AVAILABLE RECORDS:

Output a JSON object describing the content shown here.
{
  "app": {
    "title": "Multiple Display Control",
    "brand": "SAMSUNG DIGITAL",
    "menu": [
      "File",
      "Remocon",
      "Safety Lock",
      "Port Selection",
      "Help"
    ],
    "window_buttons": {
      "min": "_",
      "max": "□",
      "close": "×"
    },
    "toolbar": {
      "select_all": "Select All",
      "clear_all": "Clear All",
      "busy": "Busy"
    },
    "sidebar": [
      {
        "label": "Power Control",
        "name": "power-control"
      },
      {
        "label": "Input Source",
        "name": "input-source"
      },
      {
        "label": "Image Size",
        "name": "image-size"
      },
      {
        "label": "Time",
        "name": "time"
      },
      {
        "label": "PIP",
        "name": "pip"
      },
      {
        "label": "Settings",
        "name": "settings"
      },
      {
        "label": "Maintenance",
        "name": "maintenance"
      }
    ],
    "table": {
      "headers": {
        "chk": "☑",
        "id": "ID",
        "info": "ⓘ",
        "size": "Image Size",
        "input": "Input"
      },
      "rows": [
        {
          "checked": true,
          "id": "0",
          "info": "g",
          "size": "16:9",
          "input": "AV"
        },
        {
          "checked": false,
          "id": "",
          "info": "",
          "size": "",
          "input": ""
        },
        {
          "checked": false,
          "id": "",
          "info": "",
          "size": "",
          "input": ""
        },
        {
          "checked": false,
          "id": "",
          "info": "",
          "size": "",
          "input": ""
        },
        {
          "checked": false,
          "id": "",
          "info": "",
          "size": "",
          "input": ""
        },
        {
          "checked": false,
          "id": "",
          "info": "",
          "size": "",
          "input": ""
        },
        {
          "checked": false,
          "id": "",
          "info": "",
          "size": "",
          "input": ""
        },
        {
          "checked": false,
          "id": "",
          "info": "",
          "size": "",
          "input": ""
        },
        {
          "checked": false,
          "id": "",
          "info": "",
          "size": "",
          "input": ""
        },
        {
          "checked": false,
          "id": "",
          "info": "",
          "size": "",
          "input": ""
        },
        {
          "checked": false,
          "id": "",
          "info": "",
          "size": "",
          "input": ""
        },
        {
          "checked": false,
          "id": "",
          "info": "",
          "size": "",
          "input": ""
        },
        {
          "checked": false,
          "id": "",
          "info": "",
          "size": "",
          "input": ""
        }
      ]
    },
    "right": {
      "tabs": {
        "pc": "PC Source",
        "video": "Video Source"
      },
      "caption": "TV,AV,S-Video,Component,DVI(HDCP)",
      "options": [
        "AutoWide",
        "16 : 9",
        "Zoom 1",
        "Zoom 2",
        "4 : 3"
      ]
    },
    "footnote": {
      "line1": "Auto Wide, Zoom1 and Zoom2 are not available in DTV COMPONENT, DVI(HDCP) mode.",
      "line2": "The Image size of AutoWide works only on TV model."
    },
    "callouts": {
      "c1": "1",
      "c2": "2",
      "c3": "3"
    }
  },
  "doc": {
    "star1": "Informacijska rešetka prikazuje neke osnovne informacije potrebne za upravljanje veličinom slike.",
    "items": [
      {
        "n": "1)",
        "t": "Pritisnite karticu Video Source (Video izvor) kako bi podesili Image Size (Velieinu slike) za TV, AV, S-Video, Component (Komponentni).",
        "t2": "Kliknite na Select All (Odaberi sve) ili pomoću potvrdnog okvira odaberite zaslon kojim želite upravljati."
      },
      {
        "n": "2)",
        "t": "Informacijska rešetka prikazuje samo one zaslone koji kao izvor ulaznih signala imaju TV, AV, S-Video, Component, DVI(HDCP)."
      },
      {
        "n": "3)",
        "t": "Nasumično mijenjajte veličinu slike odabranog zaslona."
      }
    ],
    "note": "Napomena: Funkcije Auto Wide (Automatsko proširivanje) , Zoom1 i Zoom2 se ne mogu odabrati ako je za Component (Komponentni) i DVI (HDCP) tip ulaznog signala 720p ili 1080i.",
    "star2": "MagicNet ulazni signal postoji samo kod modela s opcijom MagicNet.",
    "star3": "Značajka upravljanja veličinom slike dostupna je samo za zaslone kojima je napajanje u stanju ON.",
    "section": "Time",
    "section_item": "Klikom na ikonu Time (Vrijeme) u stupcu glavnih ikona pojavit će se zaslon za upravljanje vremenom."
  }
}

SHORT EXERCISE: Gather each line in the data that holds the string "Informacijska".

PROBLEM SOLUTION:
    "star1": "Informacijska rešetka prikazuje neke osnovne informacije potrebne za upravljanje veličinom slike.",
        "t": "Informacijska rešetka prikazuje samo one zaslone koji kao izvor ulaznih signala imaju TV, AV, S-Video, Component, DVI(HDCP)."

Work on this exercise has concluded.